Stored data entries:
------------------------------------------------

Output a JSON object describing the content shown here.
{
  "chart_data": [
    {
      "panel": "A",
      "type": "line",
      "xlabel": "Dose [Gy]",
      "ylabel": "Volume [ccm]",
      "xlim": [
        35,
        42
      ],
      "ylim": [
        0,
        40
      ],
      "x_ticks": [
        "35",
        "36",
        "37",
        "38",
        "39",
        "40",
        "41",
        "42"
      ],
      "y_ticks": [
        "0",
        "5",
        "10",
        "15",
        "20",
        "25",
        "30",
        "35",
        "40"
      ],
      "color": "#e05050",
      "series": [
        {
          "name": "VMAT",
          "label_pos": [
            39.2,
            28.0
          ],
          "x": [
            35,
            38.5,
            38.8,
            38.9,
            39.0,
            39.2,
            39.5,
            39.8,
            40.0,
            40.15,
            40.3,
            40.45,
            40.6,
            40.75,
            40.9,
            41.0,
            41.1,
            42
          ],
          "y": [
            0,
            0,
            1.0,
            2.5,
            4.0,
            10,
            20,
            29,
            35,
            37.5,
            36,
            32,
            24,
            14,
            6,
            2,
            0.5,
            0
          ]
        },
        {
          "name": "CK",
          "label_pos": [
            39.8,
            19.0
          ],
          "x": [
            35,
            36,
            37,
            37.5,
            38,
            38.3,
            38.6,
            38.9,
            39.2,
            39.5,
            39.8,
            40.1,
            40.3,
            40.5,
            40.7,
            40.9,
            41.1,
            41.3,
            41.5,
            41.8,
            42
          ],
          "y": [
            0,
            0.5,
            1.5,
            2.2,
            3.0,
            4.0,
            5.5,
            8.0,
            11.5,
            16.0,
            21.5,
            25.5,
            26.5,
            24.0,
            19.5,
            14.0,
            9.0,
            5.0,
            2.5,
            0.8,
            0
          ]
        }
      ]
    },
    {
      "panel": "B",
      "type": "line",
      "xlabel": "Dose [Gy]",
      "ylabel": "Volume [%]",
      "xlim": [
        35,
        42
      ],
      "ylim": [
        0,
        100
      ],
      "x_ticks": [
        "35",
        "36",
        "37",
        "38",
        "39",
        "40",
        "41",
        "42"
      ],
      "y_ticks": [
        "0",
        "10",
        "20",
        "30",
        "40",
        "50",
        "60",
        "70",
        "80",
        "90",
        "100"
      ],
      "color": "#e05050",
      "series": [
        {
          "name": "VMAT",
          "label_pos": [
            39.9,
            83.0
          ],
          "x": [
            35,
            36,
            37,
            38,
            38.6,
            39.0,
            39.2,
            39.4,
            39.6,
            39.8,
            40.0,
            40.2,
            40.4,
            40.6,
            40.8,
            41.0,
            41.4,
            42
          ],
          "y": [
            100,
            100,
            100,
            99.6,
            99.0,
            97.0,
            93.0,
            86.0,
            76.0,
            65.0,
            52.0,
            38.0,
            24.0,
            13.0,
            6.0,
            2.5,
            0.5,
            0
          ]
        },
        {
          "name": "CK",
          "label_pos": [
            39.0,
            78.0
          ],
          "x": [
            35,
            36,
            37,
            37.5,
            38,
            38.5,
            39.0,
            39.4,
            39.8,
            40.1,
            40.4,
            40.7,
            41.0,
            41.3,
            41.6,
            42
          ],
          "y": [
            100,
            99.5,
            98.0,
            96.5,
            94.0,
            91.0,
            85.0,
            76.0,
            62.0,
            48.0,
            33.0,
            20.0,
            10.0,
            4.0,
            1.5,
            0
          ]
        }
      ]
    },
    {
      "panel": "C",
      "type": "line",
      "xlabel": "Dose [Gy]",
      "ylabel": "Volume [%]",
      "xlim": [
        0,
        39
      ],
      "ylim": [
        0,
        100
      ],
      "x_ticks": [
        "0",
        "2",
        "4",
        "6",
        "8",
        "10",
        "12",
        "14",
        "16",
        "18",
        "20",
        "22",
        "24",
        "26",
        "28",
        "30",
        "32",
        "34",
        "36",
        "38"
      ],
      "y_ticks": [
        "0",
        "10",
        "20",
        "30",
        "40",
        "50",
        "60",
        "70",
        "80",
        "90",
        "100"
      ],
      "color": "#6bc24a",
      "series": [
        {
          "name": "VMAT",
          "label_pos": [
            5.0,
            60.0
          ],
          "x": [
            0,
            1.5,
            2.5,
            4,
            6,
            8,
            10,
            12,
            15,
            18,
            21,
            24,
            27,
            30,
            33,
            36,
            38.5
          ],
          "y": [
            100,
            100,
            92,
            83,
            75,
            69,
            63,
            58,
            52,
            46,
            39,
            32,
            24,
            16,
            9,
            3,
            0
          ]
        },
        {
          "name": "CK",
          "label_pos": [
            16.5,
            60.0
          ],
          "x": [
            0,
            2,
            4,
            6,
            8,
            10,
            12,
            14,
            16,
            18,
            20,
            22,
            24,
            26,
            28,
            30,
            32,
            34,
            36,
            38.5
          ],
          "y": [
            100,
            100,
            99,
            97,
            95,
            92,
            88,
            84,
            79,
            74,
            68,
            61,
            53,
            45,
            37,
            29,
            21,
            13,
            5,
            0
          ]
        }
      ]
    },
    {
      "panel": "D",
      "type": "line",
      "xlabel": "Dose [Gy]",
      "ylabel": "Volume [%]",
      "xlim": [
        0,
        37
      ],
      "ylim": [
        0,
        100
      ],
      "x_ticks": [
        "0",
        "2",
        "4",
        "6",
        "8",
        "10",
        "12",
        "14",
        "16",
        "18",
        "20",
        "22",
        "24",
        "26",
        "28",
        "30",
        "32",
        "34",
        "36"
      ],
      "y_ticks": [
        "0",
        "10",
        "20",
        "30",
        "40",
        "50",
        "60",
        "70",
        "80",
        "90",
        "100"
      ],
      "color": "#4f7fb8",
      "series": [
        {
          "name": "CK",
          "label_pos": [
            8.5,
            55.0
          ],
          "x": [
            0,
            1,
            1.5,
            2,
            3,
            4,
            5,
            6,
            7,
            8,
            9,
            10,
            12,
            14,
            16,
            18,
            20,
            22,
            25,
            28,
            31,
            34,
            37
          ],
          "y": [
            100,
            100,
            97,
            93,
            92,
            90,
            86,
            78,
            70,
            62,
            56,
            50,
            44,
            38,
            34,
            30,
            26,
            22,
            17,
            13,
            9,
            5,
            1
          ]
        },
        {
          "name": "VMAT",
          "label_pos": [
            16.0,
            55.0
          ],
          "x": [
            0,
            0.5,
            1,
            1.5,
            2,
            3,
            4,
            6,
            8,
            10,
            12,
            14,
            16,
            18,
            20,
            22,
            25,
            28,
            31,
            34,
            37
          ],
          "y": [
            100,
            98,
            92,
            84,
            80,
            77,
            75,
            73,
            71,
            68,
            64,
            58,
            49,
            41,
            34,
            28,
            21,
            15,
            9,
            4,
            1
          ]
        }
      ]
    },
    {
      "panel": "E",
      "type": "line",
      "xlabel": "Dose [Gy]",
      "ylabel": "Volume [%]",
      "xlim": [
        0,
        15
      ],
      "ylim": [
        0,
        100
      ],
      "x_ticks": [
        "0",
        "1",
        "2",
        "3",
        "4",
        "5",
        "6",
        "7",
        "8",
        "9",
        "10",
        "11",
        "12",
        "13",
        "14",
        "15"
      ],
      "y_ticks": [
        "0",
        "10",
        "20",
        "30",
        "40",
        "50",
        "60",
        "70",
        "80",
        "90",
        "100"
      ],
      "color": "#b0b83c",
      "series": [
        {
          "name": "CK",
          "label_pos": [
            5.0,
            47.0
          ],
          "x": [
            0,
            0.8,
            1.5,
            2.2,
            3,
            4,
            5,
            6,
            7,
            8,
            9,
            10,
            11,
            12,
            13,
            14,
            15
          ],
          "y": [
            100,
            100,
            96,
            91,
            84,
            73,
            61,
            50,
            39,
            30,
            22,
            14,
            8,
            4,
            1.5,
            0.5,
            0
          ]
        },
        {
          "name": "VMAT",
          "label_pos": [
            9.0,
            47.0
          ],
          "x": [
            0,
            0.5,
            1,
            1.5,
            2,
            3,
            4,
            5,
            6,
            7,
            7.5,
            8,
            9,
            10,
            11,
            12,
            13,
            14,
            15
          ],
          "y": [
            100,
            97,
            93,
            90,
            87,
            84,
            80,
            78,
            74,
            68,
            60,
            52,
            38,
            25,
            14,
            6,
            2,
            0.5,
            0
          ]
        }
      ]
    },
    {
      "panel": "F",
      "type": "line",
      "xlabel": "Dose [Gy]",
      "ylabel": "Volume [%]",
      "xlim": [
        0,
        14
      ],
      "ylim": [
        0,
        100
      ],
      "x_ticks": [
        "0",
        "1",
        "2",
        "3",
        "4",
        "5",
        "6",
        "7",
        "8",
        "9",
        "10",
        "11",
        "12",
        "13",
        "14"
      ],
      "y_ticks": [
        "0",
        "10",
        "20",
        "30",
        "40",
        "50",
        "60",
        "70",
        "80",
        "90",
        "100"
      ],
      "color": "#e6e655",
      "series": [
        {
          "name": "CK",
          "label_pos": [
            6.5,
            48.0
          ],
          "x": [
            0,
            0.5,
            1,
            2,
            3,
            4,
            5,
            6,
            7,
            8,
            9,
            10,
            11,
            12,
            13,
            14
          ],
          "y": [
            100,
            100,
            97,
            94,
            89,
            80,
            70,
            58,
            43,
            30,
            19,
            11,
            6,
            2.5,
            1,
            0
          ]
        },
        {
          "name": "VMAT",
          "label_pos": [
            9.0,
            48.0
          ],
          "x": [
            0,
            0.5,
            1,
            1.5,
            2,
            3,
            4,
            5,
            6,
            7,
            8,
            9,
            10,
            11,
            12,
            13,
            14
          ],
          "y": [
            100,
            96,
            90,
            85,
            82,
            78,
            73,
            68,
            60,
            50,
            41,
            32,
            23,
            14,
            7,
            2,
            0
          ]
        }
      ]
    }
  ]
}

------------------------------------------------

__AIM OF THE TASK__: Working from the entries above, return all lines that contain "panel".

__RESULT OF THE TASK__:
      "panel": "A",
      "panel": "B",
      "panel": "C",
      "panel": "D",
      "panel": "E",
      "panel": "F",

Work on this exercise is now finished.